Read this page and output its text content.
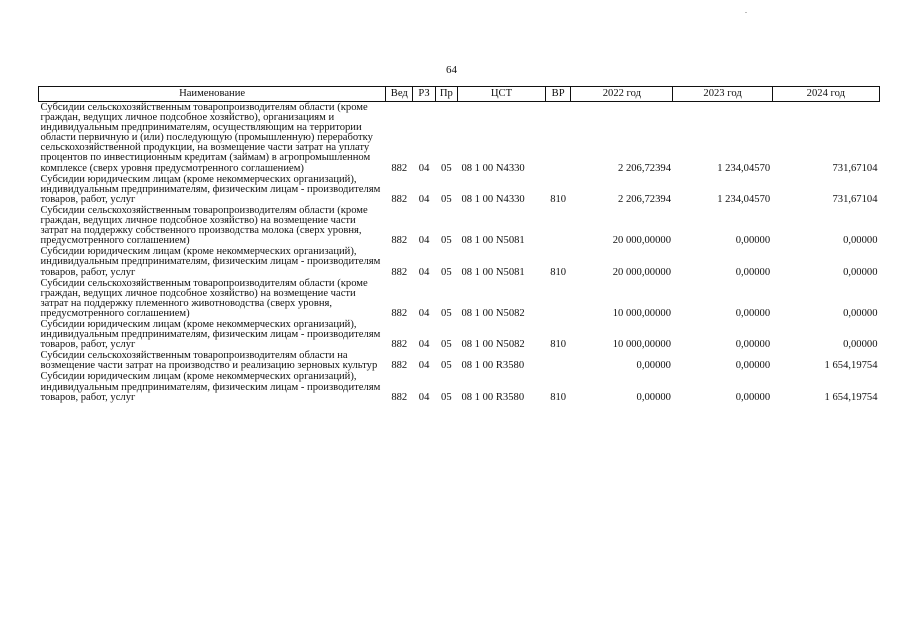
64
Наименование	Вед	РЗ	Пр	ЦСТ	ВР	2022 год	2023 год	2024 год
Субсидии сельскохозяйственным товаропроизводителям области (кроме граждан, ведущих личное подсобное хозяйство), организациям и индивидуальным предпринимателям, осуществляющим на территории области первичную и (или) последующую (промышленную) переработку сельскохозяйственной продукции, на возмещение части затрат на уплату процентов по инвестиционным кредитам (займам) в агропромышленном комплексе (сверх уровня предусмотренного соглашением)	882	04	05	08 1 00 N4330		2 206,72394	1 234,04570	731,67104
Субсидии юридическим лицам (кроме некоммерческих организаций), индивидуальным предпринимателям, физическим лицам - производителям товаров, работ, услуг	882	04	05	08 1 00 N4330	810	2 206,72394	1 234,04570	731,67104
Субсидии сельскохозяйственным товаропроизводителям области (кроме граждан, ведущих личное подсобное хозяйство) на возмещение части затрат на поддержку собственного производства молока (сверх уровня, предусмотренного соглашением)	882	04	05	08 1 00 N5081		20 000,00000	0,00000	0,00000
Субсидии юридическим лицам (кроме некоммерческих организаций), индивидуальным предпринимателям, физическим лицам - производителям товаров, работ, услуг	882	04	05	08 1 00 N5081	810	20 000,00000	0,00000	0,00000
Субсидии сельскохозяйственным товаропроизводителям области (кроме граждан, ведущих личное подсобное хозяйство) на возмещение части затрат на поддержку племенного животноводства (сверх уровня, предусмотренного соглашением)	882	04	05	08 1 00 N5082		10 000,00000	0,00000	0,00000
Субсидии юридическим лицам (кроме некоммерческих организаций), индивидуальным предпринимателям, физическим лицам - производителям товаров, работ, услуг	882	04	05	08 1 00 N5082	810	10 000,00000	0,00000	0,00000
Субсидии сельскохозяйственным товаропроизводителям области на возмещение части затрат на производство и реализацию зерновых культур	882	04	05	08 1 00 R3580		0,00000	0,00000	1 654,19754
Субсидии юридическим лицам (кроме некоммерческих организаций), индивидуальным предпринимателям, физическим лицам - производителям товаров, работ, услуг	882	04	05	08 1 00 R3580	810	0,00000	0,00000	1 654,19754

What is being asked: Quote the preceding listing precisely and completely, omitting its images.

Written answer:
Read this page and output its text content.
64
Наименование	Вед	РЗ	Пр	ЦСТ	ВР	2022 год	2023 год	2024 год
Субсидии сельскохозяйственным товаропроизводителям области (кроме граждан, ведущих личное подсобное хозяйство), организациям и индивидуальным предпринимателям, осуществляющим на территории области первичную и (или) последующую (промышленную) переработку сельскохозяйственной продукции, на возмещение части затрат на уплату процентов по инвестиционным кредитам (займам) в агропромышленном комплексе (сверх уровня предусмотренного соглашением)	882	04	05	08 1 00 N4330		2 206,72394	1 234,04570	731,67104
Субсидии юридическим лицам (кроме некоммерческих организаций), индивидуальным предпринимателям, физическим лицам - производителям товаров, работ, услуг	882	04	05	08 1 00 N4330	810	2 206,72394	1 234,04570	731,67104
Субсидии сельскохозяйственным товаропроизводителям области (кроме граждан, ведущих личное подсобное хозяйство) на возмещение части затрат на поддержку собственного производства молока (сверх уровня, предусмотренного соглашением)	882	04	05	08 1 00 N5081		20 000,00000	0,00000	0,00000
Субсидии юридическим лицам (кроме некоммерческих организаций), индивидуальным предпринимателям, физическим лицам - производителям товаров, работ, услуг	882	04	05	08 1 00 N5081	810	20 000,00000	0,00000	0,00000
Субсидии сельскохозяйственным товаропроизводителям области (кроме граждан, ведущих личное подсобное хозяйство) на возмещение части затрат на поддержку племенного животноводства (сверх уровня, предусмотренного соглашением)	882	04	05	08 1 00 N5082		10 000,00000	0,00000	0,00000
Субсидии юридическим лицам (кроме некоммерческих организаций), индивидуальным предпринимателям, физическим лицам - производителям товаров, работ, услуг	882	04	05	08 1 00 N5082	810	10 000,00000	0,00000	0,00000
Субсидии сельскохозяйственным товаропроизводителям области на возмещение части затрат на производство и реализацию зерновых культур	882	04	05	08 1 00 R3580		0,00000	0,00000	1 654,19754
Субсидии юридическим лицам (кроме некоммерческих организаций), индивидуальным предпринимателям, физическим лицам - производителям товаров, работ, услуг	882	04	05	08 1 00 R3580	810	0,00000	0,00000	1 654,19754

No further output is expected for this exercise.